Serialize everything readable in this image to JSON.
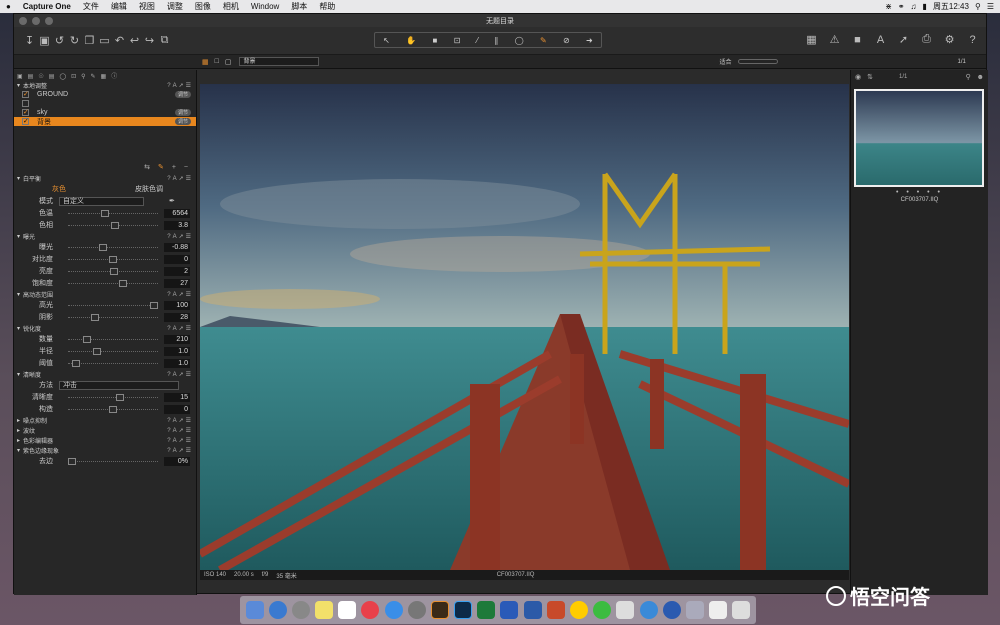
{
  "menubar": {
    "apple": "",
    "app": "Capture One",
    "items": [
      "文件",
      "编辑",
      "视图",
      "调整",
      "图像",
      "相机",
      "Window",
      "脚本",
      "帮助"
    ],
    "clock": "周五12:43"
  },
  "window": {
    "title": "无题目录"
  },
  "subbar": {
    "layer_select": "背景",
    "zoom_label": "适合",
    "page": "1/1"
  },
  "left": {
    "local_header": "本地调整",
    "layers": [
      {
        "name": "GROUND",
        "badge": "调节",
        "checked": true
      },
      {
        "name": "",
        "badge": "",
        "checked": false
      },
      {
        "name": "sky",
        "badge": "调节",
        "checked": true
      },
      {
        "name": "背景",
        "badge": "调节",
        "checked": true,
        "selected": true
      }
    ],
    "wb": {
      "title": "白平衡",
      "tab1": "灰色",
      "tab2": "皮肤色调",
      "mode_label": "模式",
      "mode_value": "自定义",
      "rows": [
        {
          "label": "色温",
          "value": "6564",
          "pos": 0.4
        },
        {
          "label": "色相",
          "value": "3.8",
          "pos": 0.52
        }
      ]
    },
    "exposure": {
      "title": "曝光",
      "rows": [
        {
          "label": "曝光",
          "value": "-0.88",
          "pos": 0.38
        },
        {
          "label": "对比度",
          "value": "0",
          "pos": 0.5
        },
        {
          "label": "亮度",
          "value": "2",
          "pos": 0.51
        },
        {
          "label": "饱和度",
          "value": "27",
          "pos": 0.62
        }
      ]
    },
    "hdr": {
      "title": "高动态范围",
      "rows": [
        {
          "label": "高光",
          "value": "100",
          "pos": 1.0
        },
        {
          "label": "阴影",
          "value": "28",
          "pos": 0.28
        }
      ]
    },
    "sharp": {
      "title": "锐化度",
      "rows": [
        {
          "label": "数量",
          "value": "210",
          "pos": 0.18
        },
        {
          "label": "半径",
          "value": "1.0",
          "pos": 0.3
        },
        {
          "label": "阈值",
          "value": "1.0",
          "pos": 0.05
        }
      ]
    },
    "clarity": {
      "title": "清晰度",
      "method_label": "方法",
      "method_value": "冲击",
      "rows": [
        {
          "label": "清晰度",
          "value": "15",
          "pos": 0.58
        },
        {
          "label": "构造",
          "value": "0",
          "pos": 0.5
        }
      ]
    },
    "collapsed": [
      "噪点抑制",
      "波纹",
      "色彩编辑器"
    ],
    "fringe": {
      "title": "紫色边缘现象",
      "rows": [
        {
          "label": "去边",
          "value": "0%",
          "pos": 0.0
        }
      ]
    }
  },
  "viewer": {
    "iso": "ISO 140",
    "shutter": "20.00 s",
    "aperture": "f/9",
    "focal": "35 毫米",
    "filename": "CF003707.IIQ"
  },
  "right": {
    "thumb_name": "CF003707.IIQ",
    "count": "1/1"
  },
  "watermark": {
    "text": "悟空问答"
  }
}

───

#### [SHORT TASK]
Scan the records above for the string "true", then report every line that contains it.

#### [WRITTEN ANSWER]
        "checked": true
        "checked": true
        "checked": true,
        "selected": true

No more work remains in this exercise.